YOUR INSTRUCTIONS:
The listing below is the input. Say how many of its lines contain "name", giving the number alone.

____________

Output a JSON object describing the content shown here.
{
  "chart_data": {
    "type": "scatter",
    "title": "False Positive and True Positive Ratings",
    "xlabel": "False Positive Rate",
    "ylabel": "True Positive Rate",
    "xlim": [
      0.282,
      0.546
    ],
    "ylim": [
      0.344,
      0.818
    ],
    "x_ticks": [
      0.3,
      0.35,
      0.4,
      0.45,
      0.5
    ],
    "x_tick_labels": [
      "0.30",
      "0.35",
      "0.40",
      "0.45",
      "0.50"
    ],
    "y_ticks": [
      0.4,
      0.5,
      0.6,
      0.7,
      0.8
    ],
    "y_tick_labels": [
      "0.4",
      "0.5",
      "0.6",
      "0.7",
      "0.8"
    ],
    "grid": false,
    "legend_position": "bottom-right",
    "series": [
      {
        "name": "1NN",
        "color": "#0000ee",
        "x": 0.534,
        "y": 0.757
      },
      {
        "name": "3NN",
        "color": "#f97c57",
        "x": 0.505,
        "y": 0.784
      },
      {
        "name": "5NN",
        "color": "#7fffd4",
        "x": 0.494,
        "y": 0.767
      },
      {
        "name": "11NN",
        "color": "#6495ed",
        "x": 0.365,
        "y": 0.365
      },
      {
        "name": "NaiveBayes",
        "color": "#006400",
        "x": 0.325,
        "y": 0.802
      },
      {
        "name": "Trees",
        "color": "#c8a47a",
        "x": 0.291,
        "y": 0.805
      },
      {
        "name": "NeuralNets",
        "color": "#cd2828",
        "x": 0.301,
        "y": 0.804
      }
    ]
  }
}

____________

RESPONSE TO THIS EXERCISE:
7